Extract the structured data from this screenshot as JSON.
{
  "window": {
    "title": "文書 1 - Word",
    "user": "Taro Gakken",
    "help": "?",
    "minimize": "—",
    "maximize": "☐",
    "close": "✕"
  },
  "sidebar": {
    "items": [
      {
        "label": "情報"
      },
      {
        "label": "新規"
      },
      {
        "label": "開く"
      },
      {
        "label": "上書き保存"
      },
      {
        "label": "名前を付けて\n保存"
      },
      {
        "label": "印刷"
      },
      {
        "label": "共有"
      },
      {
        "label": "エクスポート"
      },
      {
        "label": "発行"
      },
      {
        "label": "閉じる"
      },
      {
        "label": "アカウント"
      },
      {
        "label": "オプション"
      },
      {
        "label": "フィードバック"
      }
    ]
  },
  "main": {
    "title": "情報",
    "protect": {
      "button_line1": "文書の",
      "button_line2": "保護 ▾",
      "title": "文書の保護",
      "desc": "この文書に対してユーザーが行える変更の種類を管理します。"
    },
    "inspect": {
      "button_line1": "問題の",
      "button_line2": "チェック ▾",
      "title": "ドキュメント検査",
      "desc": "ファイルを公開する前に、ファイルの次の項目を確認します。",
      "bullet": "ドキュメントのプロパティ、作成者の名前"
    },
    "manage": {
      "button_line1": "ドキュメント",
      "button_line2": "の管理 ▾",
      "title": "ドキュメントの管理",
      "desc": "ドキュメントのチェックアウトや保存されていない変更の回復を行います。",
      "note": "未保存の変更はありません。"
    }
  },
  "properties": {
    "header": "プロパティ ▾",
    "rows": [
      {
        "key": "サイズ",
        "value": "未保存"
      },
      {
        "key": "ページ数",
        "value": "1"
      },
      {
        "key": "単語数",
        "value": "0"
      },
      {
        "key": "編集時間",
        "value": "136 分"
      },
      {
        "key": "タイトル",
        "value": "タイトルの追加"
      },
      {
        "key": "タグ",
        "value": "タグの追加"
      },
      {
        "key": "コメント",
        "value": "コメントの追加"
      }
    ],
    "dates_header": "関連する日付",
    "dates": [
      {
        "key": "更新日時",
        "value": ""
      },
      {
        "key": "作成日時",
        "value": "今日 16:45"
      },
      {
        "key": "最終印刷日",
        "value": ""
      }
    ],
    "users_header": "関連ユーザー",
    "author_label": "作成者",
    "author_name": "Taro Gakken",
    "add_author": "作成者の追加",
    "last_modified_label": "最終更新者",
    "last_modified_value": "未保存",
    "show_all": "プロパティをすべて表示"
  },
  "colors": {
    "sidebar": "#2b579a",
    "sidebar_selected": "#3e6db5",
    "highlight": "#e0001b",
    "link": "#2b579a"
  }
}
***
PROBLEM TO WORK ON: Each line in the material above must be retyped without alteration.

SOLUTION FOR THIS PROBLEM:
Extract the structured data from this screenshot as JSON.
{
  "window": {
    "title": "文書 1 - Word",
    "user": "Taro Gakken",
    "help": "?",
    "minimize": "—",
    "maximize": "☐",
    "close": "✕"
  },
  "sidebar": {
    "items": [
      {
        "label": "情報"
      },
      {
        "label": "新規"
      },
      {
        "label": "開く"
      },
      {
        "label": "上書き保存"
      },
      {
        "label": "名前を付けて\n保存"
      },
      {
        "label": "印刷"
      },
      {
        "label": "共有"
      },
      {
        "label": "エクスポート"
      },
      {
        "label": "発行"
      },
      {
        "label": "閉じる"
      },
      {
        "label": "アカウント"
      },
      {
        "label": "オプション"
      },
      {
        "label": "フィードバック"
      }
    ]
  },
  "main": {
    "title": "情報",
    "protect": {
      "button_line1": "文書の",
      "button_line2": "保護 ▾",
      "title": "文書の保護",
      "desc": "この文書に対してユーザーが行える変更の種類を管理します。"
    },
    "inspect": {
      "button_line1": "問題の",
      "button_line2": "チェック ▾",
      "title": "ドキュメント検査",
      "desc": "ファイルを公開する前に、ファイルの次の項目を確認します。",
      "bullet": "ドキュメントのプロパティ、作成者の名前"
    },
    "manage": {
      "button_line1": "ドキュメント",
      "button_line2": "の管理 ▾",
      "title": "ドキュメントの管理",
      "desc": "ドキュメントのチェックアウトや保存されていない変更の回復を行います。",
      "note": "未保存の変更はありません。"
    }
  },
  "properties": {
    "header": "プロパティ ▾",
    "rows": [
      {
        "key": "サイズ",
        "value": "未保存"
      },
      {
        "key": "ページ数",
        "value": "1"
      },
      {
        "key": "単語数",
        "value": "0"
      },
      {
        "key": "編集時間",
        "value": "136 分"
      },
      {
        "key": "タイトル",
        "value": "タイトルの追加"
      },
      {
        "key": "タグ",
        "value": "タグの追加"
      },
      {
        "key": "コメント",
        "value": "コメントの追加"
      }
    ],
    "dates_header": "関連する日付",
    "dates": [
      {
        "key": "更新日時",
        "value": ""
      },
      {
        "key": "作成日時",
        "value": "今日 16:45"
      },
      {
        "key": "最終印刷日",
        "value": ""
      }
    ],
    "users_header": "関連ユーザー",
    "author_label": "作成者",
    "author_name": "Taro Gakken",
    "add_author": "作成者の追加",
    "last_modified_label": "最終更新者",
    "last_modified_value": "未保存",
    "show_all": "プロパティをすべて表示"
  },
  "colors": {
    "sidebar": "#2b579a",
    "sidebar_selected": "#3e6db5",
    "highlight": "#e0001b",
    "link": "#2b579a"
  }
}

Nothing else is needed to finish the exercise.